*Given passage*.
---+---

# Who is today's premier worldview thinker?



## Tim (Nov 25, 2011)

I just watched a bit of a sermon Francis Schaeffer preached in 1982. He would have understood our times, were he here today. 

Who succeeded him? Is there one particular and prominent individual who is speaking out across denominational lines? 

Ravi Zacharias, perhaps? 

After first asking your pastor and/or elders, to whom would you turn in order to make sense of the world today?


----------



## rbcbob (Nov 25, 2011)

I dunno. Maybe Al Mohler?


----------



## Weston Stoler (Nov 26, 2011)

I like what Piper has to say. Even when I disagree with him I can never deny his sincerity and thoughtfulness on the issue.


----------



## Jared (Nov 26, 2011)

For who is replacing Schaeffer I think probably Russell Moore.

As far as who I would go to other than my pastor, it would be John Piper. I appreciate his commentary on world events more than almost anyone else I can think of.


----------



## caoclan (Nov 26, 2011)

Not a chance it is John Piper! Does anyone remember his praise of Rick Warren??? Other issues eliminate him as well. Mohler, James White, Michael Horton are much better.


----------



## Theoretical (Nov 26, 2011)

Jared Hanley said:


> For who is replacing Schaeffer I think probably Russell Moore.





Based on the extent of his willingness to directly address political issues, Mohler surely is the most prominent figure.

However, I've really grown to appreciate Dr. Moore for being more insightful, nuanced, and willing to address really thorny issues about the church and society. For a good example of willing to tackle an ethical nightmare, look here at his Christian Ethics final exam question from a few years ago, as well as his five responses to it:

It involves a person who comes to church as the woman Joan but who is only a woman because she had a sex change years and years ago, and was born male and was named John.

---+---

*Supplied entries*.
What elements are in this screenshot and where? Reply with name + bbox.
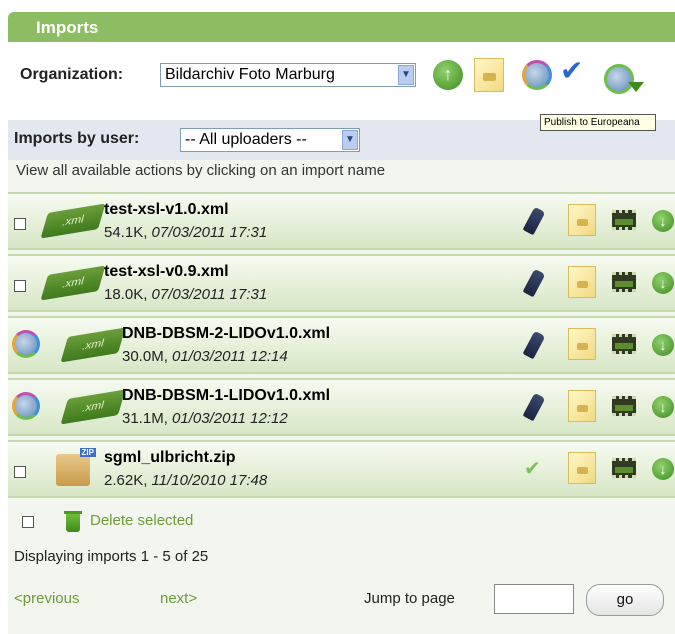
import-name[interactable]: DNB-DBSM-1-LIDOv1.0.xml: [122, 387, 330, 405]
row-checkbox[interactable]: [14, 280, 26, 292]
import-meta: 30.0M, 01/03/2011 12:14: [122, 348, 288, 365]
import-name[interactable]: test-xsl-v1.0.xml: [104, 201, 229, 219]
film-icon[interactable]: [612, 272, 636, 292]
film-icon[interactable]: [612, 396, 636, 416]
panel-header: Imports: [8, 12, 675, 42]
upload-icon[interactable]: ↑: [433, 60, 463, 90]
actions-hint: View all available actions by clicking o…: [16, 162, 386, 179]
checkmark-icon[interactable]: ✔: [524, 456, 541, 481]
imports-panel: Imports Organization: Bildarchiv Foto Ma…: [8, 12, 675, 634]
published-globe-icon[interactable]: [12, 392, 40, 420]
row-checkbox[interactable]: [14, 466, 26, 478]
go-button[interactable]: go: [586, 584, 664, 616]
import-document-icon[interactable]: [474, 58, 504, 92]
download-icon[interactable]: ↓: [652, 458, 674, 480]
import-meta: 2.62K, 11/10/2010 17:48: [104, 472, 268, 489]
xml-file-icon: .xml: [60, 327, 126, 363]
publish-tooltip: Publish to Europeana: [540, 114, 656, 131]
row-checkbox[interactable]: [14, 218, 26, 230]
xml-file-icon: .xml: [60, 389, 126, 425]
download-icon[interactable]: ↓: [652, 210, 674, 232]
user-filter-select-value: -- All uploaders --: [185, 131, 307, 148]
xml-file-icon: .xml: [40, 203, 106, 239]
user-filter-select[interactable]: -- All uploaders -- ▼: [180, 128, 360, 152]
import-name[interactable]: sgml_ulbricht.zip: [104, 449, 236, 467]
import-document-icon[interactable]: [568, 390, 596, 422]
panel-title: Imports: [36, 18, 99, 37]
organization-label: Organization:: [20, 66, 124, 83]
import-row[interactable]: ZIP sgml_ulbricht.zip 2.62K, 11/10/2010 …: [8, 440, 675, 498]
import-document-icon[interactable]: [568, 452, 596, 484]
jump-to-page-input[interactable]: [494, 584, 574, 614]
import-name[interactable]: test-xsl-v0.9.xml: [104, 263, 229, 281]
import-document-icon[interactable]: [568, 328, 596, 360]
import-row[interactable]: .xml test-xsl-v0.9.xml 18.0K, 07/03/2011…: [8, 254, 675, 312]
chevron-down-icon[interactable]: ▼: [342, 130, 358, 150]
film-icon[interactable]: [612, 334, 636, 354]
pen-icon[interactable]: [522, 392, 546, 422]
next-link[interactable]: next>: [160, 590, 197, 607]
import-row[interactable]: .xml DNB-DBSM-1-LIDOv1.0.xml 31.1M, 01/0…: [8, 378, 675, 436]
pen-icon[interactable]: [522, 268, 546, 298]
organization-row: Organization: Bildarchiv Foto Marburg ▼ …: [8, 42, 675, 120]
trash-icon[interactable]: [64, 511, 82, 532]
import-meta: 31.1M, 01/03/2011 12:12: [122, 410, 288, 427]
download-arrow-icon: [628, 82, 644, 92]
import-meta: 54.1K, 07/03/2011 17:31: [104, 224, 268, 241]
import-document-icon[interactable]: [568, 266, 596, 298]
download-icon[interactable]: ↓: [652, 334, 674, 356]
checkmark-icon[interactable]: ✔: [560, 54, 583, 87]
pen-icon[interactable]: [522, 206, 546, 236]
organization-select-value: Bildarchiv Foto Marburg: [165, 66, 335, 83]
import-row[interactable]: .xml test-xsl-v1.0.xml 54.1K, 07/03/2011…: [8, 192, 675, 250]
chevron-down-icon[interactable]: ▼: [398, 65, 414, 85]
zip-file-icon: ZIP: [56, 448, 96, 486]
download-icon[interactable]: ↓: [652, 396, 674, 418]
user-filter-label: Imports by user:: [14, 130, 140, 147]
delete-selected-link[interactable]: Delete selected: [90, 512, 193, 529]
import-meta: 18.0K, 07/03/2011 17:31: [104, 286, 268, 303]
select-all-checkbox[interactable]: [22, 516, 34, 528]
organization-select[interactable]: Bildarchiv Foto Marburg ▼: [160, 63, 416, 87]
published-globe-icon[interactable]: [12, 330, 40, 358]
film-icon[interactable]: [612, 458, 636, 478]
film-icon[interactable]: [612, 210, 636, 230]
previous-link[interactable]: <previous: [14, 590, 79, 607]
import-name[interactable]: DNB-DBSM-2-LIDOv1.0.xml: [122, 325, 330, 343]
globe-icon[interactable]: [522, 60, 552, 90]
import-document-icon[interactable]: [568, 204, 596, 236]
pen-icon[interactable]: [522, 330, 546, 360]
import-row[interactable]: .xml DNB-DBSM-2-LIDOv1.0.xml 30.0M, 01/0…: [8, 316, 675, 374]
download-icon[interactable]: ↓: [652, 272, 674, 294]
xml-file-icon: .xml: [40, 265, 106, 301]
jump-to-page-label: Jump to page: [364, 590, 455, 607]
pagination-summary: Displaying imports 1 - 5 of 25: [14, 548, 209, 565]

---+---

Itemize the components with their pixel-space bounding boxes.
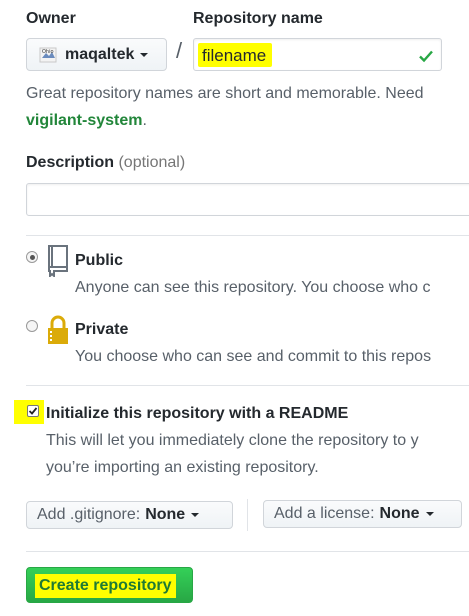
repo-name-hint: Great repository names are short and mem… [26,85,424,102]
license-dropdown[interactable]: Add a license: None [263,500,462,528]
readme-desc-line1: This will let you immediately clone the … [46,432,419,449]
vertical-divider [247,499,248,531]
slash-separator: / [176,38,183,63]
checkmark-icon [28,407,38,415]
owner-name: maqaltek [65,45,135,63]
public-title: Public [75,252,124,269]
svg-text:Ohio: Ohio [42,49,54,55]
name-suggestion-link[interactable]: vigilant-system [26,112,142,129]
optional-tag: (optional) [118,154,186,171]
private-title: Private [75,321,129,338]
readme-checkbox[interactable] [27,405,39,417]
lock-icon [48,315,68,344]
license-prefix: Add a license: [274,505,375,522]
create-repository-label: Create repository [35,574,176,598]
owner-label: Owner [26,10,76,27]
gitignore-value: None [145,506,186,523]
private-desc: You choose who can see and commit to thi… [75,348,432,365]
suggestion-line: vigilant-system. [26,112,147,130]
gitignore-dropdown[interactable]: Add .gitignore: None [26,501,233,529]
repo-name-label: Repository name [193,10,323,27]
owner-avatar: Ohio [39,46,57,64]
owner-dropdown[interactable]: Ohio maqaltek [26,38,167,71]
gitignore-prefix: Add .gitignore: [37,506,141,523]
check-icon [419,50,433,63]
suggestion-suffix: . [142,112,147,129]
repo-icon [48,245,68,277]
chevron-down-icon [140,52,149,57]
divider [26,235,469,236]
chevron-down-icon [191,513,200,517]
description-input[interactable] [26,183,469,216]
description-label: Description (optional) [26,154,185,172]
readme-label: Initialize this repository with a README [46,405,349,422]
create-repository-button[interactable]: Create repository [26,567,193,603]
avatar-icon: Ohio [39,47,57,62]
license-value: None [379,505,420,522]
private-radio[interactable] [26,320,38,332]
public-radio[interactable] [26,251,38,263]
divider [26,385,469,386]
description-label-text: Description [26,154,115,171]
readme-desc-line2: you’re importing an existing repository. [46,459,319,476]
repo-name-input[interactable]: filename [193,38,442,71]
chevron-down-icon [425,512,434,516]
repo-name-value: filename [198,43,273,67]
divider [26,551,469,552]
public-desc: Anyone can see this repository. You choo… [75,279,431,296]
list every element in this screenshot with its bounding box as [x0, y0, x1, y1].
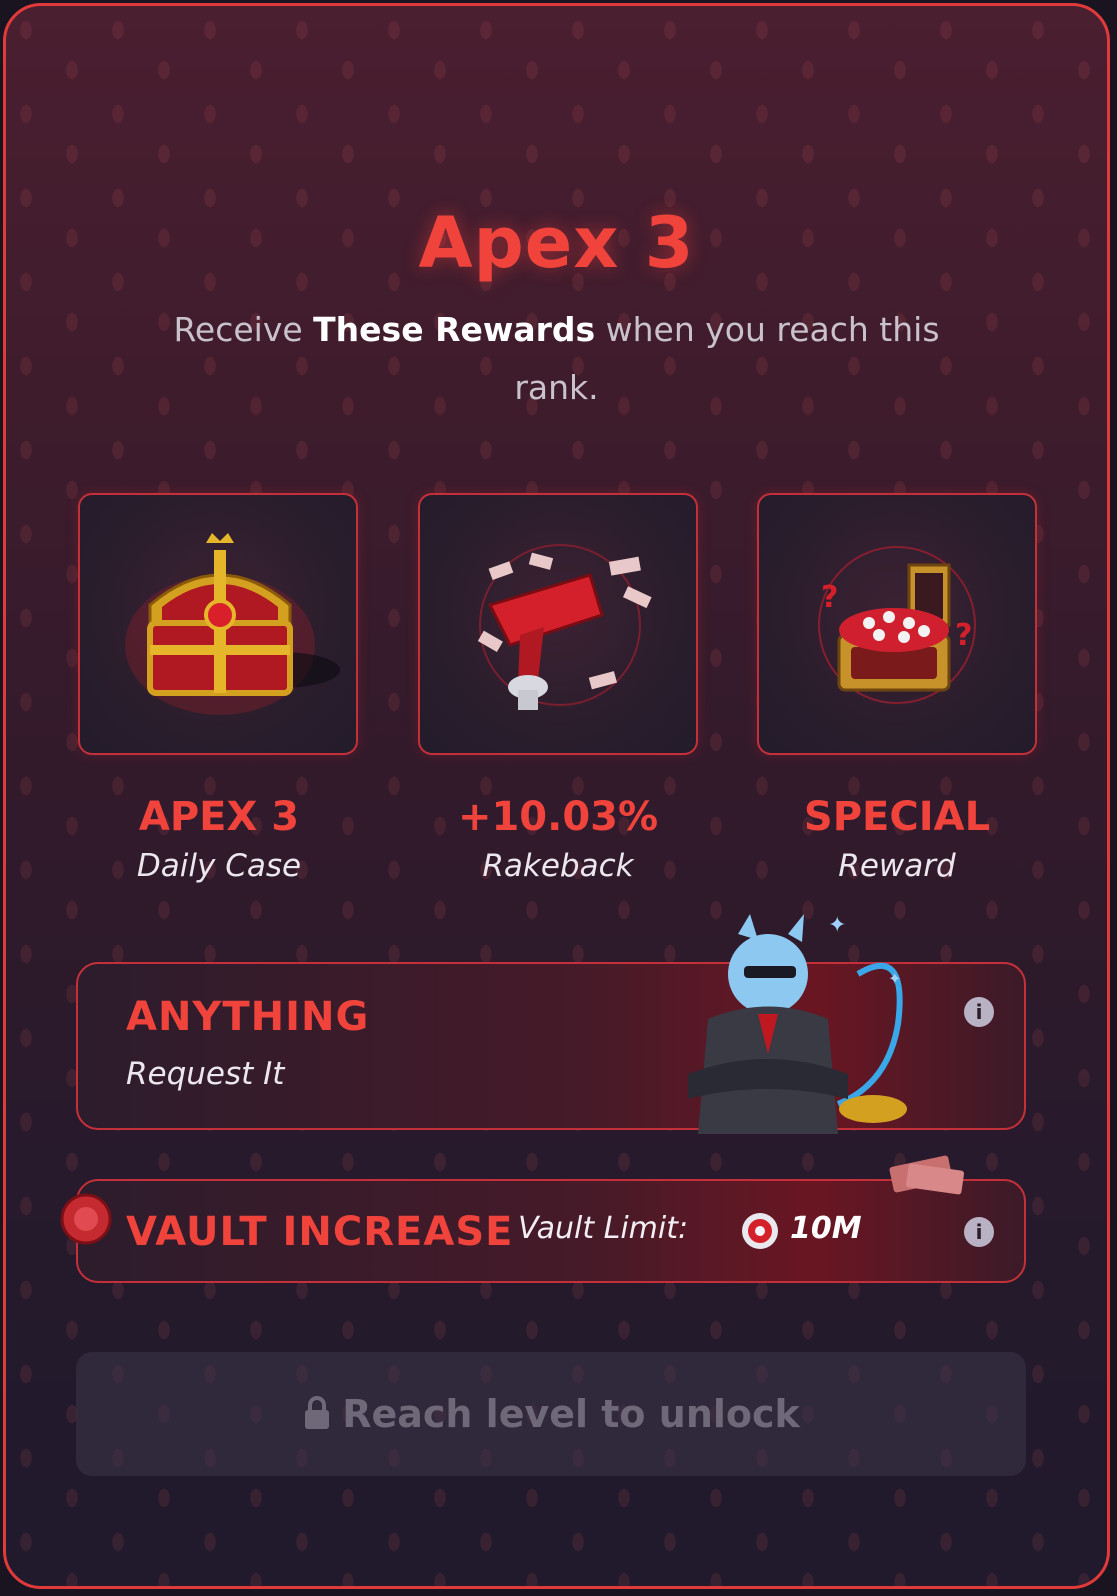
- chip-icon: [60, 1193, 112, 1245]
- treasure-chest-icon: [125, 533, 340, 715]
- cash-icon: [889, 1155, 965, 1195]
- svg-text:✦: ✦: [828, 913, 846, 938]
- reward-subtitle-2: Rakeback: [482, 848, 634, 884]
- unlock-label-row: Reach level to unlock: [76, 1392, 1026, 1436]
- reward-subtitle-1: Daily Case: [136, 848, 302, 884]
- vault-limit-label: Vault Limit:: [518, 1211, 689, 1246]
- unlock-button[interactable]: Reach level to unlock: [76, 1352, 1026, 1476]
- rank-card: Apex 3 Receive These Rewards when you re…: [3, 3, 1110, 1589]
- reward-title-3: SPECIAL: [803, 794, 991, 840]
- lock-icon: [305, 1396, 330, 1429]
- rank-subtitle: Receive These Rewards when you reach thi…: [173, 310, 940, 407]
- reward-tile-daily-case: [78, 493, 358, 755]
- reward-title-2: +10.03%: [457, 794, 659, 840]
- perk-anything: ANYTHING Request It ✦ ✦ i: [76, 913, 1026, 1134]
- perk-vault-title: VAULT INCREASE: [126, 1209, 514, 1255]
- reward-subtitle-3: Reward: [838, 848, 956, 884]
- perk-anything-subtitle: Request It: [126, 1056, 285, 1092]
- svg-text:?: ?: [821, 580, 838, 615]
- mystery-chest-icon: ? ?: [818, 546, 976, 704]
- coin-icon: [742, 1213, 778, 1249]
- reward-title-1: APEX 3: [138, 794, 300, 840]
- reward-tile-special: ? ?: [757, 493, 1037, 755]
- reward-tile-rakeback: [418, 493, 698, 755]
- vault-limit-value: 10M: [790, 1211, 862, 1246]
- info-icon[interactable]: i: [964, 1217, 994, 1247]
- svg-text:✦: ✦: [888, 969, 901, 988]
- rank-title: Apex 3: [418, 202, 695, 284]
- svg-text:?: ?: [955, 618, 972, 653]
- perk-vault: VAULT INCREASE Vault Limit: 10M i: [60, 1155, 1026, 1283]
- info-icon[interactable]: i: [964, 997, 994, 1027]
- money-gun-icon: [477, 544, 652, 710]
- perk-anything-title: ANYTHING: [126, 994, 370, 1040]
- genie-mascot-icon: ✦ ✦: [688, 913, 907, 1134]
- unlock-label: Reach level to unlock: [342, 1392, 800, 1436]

---+---

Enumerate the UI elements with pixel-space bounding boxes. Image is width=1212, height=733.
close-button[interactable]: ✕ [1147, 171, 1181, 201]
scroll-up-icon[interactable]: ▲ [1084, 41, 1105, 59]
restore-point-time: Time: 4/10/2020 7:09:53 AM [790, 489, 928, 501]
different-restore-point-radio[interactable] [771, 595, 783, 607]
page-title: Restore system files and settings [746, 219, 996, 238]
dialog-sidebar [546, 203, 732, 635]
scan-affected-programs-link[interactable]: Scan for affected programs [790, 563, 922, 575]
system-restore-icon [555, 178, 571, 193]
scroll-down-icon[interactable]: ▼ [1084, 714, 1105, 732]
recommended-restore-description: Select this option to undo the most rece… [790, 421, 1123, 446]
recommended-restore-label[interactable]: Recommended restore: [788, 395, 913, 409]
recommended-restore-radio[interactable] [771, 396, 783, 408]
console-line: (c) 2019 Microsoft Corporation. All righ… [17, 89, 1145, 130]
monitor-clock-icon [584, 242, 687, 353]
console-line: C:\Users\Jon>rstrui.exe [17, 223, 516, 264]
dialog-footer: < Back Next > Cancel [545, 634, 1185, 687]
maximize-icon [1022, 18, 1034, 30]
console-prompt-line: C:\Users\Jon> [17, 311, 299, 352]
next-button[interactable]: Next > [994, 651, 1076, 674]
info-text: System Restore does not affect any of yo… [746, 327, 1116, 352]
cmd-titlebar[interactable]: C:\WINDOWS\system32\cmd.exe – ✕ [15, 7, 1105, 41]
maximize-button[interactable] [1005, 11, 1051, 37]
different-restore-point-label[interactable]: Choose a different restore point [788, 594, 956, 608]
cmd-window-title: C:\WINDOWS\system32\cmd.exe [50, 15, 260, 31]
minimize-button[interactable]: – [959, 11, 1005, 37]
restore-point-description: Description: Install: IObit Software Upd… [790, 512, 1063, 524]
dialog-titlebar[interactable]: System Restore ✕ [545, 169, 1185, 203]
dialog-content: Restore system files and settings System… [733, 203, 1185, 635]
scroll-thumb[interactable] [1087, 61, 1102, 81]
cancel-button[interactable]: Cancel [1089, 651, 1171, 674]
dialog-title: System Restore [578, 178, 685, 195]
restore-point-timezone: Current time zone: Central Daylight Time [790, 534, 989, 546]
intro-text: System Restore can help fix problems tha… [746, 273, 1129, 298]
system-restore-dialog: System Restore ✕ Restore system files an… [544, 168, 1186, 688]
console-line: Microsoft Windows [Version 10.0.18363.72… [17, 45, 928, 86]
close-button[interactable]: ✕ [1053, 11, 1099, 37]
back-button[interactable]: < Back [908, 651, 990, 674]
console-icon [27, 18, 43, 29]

---+---

*What the task asks*. In the forum thread, whom does Jared name as probably replacing Schaeffer? The material above is unrelated to the forum thread.

*Answer to the problem*. Russell Moore